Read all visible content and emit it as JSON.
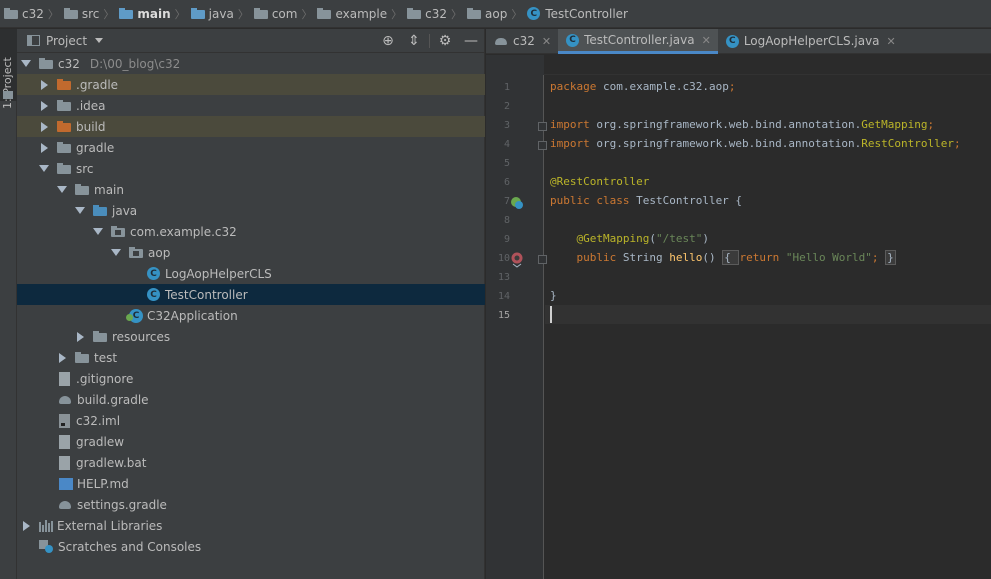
{
  "breadcrumb": [
    {
      "label": "c32",
      "icon": "project-folder-icon",
      "bold": false
    },
    {
      "label": "src",
      "icon": "folder-icon",
      "bold": false
    },
    {
      "label": "main",
      "icon": "source-folder-icon",
      "bold": true
    },
    {
      "label": "java",
      "icon": "source-folder-icon",
      "bold": false
    },
    {
      "label": "com",
      "icon": "folder-icon",
      "bold": false
    },
    {
      "label": "example",
      "icon": "folder-icon",
      "bold": false
    },
    {
      "label": "c32",
      "icon": "folder-icon",
      "bold": false
    },
    {
      "label": "aop",
      "icon": "folder-icon",
      "bold": false
    },
    {
      "label": "TestController",
      "icon": "class-icon",
      "bold": false
    }
  ],
  "side_strip": {
    "label": "1: Project"
  },
  "project_panel": {
    "title": "Project",
    "tools": [
      "locate-icon",
      "collapse-icon",
      "gear-icon",
      "minimize-icon"
    ],
    "tree": [
      {
        "label": "c32",
        "path": "D:\\00_blog\\c32",
        "depth": 0,
        "arrow": "down",
        "icon": "module",
        "state": ""
      },
      {
        "label": ".gradle",
        "depth": 1,
        "arrow": "right",
        "icon": "orange",
        "state": "hl"
      },
      {
        "label": ".idea",
        "depth": 1,
        "arrow": "right",
        "icon": "grey",
        "state": ""
      },
      {
        "label": "build",
        "depth": 1,
        "arrow": "right",
        "icon": "orange",
        "state": "hl"
      },
      {
        "label": "gradle",
        "depth": 1,
        "arrow": "right",
        "icon": "grey",
        "state": ""
      },
      {
        "label": "src",
        "depth": 1,
        "arrow": "down",
        "icon": "grey",
        "state": ""
      },
      {
        "label": "main",
        "depth": 2,
        "arrow": "down",
        "icon": "grey",
        "state": ""
      },
      {
        "label": "java",
        "depth": 3,
        "arrow": "down",
        "icon": "blue",
        "state": ""
      },
      {
        "label": "com.example.c32",
        "depth": 4,
        "arrow": "down",
        "icon": "pkg",
        "state": ""
      },
      {
        "label": "aop",
        "depth": 5,
        "arrow": "down",
        "icon": "pkg",
        "state": ""
      },
      {
        "label": "LogAopHelperCLS",
        "depth": 6,
        "arrow": "none",
        "icon": "class",
        "state": ""
      },
      {
        "label": "TestController",
        "depth": 6,
        "arrow": "none",
        "icon": "class",
        "state": "sel"
      },
      {
        "label": "C32Application",
        "depth": 5,
        "arrow": "none",
        "icon": "app",
        "state": ""
      },
      {
        "label": "resources",
        "depth": 3,
        "arrow": "right",
        "icon": "res",
        "state": ""
      },
      {
        "label": "test",
        "depth": 2,
        "arrow": "right",
        "icon": "grey",
        "state": ""
      },
      {
        "label": ".gitignore",
        "depth": 1,
        "arrow": "none",
        "icon": "file",
        "state": ""
      },
      {
        "label": "build.gradle",
        "depth": 1,
        "arrow": "none",
        "icon": "gradle",
        "state": ""
      },
      {
        "label": "c32.iml",
        "depth": 1,
        "arrow": "none",
        "icon": "filedark",
        "state": ""
      },
      {
        "label": "gradlew",
        "depth": 1,
        "arrow": "none",
        "icon": "file",
        "state": ""
      },
      {
        "label": "gradlew.bat",
        "depth": 1,
        "arrow": "none",
        "icon": "file",
        "state": ""
      },
      {
        "label": "HELP.md",
        "depth": 1,
        "arrow": "none",
        "icon": "md",
        "state": ""
      },
      {
        "label": "settings.gradle",
        "depth": 1,
        "arrow": "none",
        "icon": "gradle",
        "state": ""
      },
      {
        "label": "External Libraries",
        "depth": 0,
        "arrow": "right",
        "icon": "lib",
        "state": ""
      },
      {
        "label": "Scratches and Consoles",
        "depth": 0,
        "arrow": "none",
        "icon": "scratch",
        "state": ""
      }
    ]
  },
  "editor_tabs": [
    {
      "label": "c32",
      "icon": "gradle-elephant-icon",
      "active": false,
      "close": "✕"
    },
    {
      "label": "TestController.java",
      "icon": "class-icon",
      "active": true,
      "close": "✕"
    },
    {
      "label": "LogAopHelperCLS.java",
      "icon": "class-icon",
      "active": false,
      "close": "✕"
    }
  ],
  "code": {
    "current_line": 15,
    "lines": [
      {
        "n": "1",
        "tokens": [
          {
            "t": "package ",
            "c": "kw"
          },
          {
            "t": "com.example.c32.aop",
            "c": ""
          },
          {
            "t": ";",
            "c": "kw"
          }
        ]
      },
      {
        "n": "2",
        "tokens": []
      },
      {
        "n": "3",
        "tokens": [
          {
            "t": "import ",
            "c": "kw"
          },
          {
            "t": "org.springframework.web.bind.annotation.",
            "c": ""
          },
          {
            "t": "GetMapping",
            "c": "an"
          },
          {
            "t": ";",
            "c": "kw"
          }
        ]
      },
      {
        "n": "4",
        "tokens": [
          {
            "t": "import ",
            "c": "kw"
          },
          {
            "t": "org.springframework.web.bind.annotation.",
            "c": ""
          },
          {
            "t": "RestController",
            "c": "an"
          },
          {
            "t": ";",
            "c": "kw"
          }
        ]
      },
      {
        "n": "5",
        "tokens": []
      },
      {
        "n": "6",
        "tokens": [
          {
            "t": "@RestController",
            "c": "an"
          }
        ]
      },
      {
        "n": "7",
        "tokens": [
          {
            "t": "public class ",
            "c": "kw"
          },
          {
            "t": "TestController {",
            "c": ""
          }
        ]
      },
      {
        "n": "8",
        "tokens": []
      },
      {
        "n": "9",
        "tokens": [
          {
            "t": "    ",
            "c": ""
          },
          {
            "t": "@GetMapping",
            "c": "an"
          },
          {
            "t": "(",
            "c": ""
          },
          {
            "t": "\"/test\"",
            "c": "st"
          },
          {
            "t": ")",
            "c": ""
          }
        ]
      },
      {
        "n": "10",
        "tokens": [
          {
            "t": "    ",
            "c": ""
          },
          {
            "t": "public ",
            "c": "kw"
          },
          {
            "t": "String ",
            "c": ""
          },
          {
            "t": "hello",
            "c": "fn"
          },
          {
            "t": "() ",
            "c": ""
          },
          {
            "t": "{ ",
            "c": "box"
          },
          {
            "t": "return ",
            "c": "kw"
          },
          {
            "t": "\"Hello World\"",
            "c": "st"
          },
          {
            "t": "; ",
            "c": "kw"
          },
          {
            "t": "}",
            "c": "box"
          }
        ]
      },
      {
        "n": "13",
        "tokens": []
      },
      {
        "n": "14",
        "tokens": [
          {
            "t": "}",
            "c": ""
          }
        ]
      },
      {
        "n": "15",
        "tokens": []
      }
    ]
  }
}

REQUIREMENT: Drop the pictures and reproduce the rest of the entries above exactly.

FULL RESPONSE:
Read all visible content and emit it as JSON.
{
  "breadcrumb": [
    {
      "label": "c32",
      "icon": "project-folder-icon",
      "bold": false
    },
    {
      "label": "src",
      "icon": "folder-icon",
      "bold": false
    },
    {
      "label": "main",
      "icon": "source-folder-icon",
      "bold": true
    },
    {
      "label": "java",
      "icon": "source-folder-icon",
      "bold": false
    },
    {
      "label": "com",
      "icon": "folder-icon",
      "bold": false
    },
    {
      "label": "example",
      "icon": "folder-icon",
      "bold": false
    },
    {
      "label": "c32",
      "icon": "folder-icon",
      "bold": false
    },
    {
      "label": "aop",
      "icon": "folder-icon",
      "bold": false
    },
    {
      "label": "TestController",
      "icon": "class-icon",
      "bold": false
    }
  ],
  "side_strip": {
    "label": "1: Project"
  },
  "project_panel": {
    "title": "Project",
    "tools": [
      "locate-icon",
      "collapse-icon",
      "gear-icon",
      "minimize-icon"
    ],
    "tree": [
      {
        "label": "c32",
        "path": "D:\\00_blog\\c32",
        "depth": 0,
        "arrow": "down",
        "icon": "module",
        "state": ""
      },
      {
        "label": ".gradle",
        "depth": 1,
        "arrow": "right",
        "icon": "orange",
        "state": "hl"
      },
      {
        "label": ".idea",
        "depth": 1,
        "arrow": "right",
        "icon": "grey",
        "state": ""
      },
      {
        "label": "build",
        "depth": 1,
        "arrow": "right",
        "icon": "orange",
        "state": "hl"
      },
      {
        "label": "gradle",
        "depth": 1,
        "arrow": "right",
        "icon": "grey",
        "state": ""
      },
      {
        "label": "src",
        "depth": 1,
        "arrow": "down",
        "icon": "grey",
        "state": ""
      },
      {
        "label": "main",
        "depth": 2,
        "arrow": "down",
        "icon": "grey",
        "state": ""
      },
      {
        "label": "java",
        "depth": 3,
        "arrow": "down",
        "icon": "blue",
        "state": ""
      },
      {
        "label": "com.example.c32",
        "depth": 4,
        "arrow": "down",
        "icon": "pkg",
        "state": ""
      },
      {
        "label": "aop",
        "depth": 5,
        "arrow": "down",
        "icon": "pkg",
        "state": ""
      },
      {
        "label": "LogAopHelperCLS",
        "depth": 6,
        "arrow": "none",
        "icon": "class",
        "state": ""
      },
      {
        "label": "TestController",
        "depth": 6,
        "arrow": "none",
        "icon": "class",
        "state": "sel"
      },
      {
        "label": "C32Application",
        "depth": 5,
        "arrow": "none",
        "icon": "app",
        "state": ""
      },
      {
        "label": "resources",
        "depth": 3,
        "arrow": "right",
        "icon": "res",
        "state": ""
      },
      {
        "label": "test",
        "depth": 2,
        "arrow": "right",
        "icon": "grey",
        "state": ""
      },
      {
        "label": ".gitignore",
        "depth": 1,
        "arrow": "none",
        "icon": "file",
        "state": ""
      },
      {
        "label": "build.gradle",
        "depth": 1,
        "arrow": "none",
        "icon": "gradle",
        "state": ""
      },
      {
        "label": "c32.iml",
        "depth": 1,
        "arrow": "none",
        "icon": "filedark",
        "state": ""
      },
      {
        "label": "gradlew",
        "depth": 1,
        "arrow": "none",
        "icon": "file",
        "state": ""
      },
      {
        "label": "gradlew.bat",
        "depth": 1,
        "arrow": "none",
        "icon": "file",
        "state": ""
      },
      {
        "label": "HELP.md",
        "depth": 1,
        "arrow": "none",
        "icon": "md",
        "state": ""
      },
      {
        "label": "settings.gradle",
        "depth": 1,
        "arrow": "none",
        "icon": "gradle",
        "state": ""
      },
      {
        "label": "External Libraries",
        "depth": 0,
        "arrow": "right",
        "icon": "lib",
        "state": ""
      },
      {
        "label": "Scratches and Consoles",
        "depth": 0,
        "arrow": "none",
        "icon": "scratch",
        "state": ""
      }
    ]
  },
  "editor_tabs": [
    {
      "label": "c32",
      "icon": "gradle-elephant-icon",
      "active": false,
      "close": "✕"
    },
    {
      "label": "TestController.java",
      "icon": "class-icon",
      "active": true,
      "close": "✕"
    },
    {
      "label": "LogAopHelperCLS.java",
      "icon": "class-icon",
      "active": false,
      "close": "✕"
    }
  ],
  "code": {
    "current_line": 15,
    "lines": [
      {
        "n": "1",
        "tokens": [
          {
            "t": "package ",
            "c": "kw"
          },
          {
            "t": "com.example.c32.aop",
            "c": ""
          },
          {
            "t": ";",
            "c": "kw"
          }
        ]
      },
      {
        "n": "2",
        "tokens": []
      },
      {
        "n": "3",
        "tokens": [
          {
            "t": "import ",
            "c": "kw"
          },
          {
            "t": "org.springframework.web.bind.annotation.",
            "c": ""
          },
          {
            "t": "GetMapping",
            "c": "an"
          },
          {
            "t": ";",
            "c": "kw"
          }
        ]
      },
      {
        "n": "4",
        "tokens": [
          {
            "t": "import ",
            "c": "kw"
          },
          {
            "t": "org.springframework.web.bind.annotation.",
            "c": ""
          },
          {
            "t": "RestController",
            "c": "an"
          },
          {
            "t": ";",
            "c": "kw"
          }
        ]
      },
      {
        "n": "5",
        "tokens": []
      },
      {
        "n": "6",
        "tokens": [
          {
            "t": "@RestController",
            "c": "an"
          }
        ]
      },
      {
        "n": "7",
        "tokens": [
          {
            "t": "public class ",
            "c": "kw"
          },
          {
            "t": "TestController {",
            "c": ""
          }
        ]
      },
      {
        "n": "8",
        "tokens": []
      },
      {
        "n": "9",
        "tokens": [
          {
            "t": "    ",
            "c": ""
          },
          {
            "t": "@GetMapping",
            "c": "an"
          },
          {
            "t": "(",
            "c": ""
          },
          {
            "t": "\"/test\"",
            "c": "st"
          },
          {
            "t": ")",
            "c": ""
          }
        ]
      },
      {
        "n": "10",
        "tokens": [
          {
            "t": "    ",
            "c": ""
          },
          {
            "t": "public ",
            "c": "kw"
          },
          {
            "t": "String ",
            "c": ""
          },
          {
            "t": "hello",
            "c": "fn"
          },
          {
            "t": "() ",
            "c": ""
          },
          {
            "t": "{ ",
            "c": "box"
          },
          {
            "t": "return ",
            "c": "kw"
          },
          {
            "t": "\"Hello World\"",
            "c": "st"
          },
          {
            "t": "; ",
            "c": "kw"
          },
          {
            "t": "}",
            "c": "box"
          }
        ]
      },
      {
        "n": "13",
        "tokens": []
      },
      {
        "n": "14",
        "tokens": [
          {
            "t": "}",
            "c": ""
          }
        ]
      },
      {
        "n": "15",
        "tokens": []
      }
    ]
  }
}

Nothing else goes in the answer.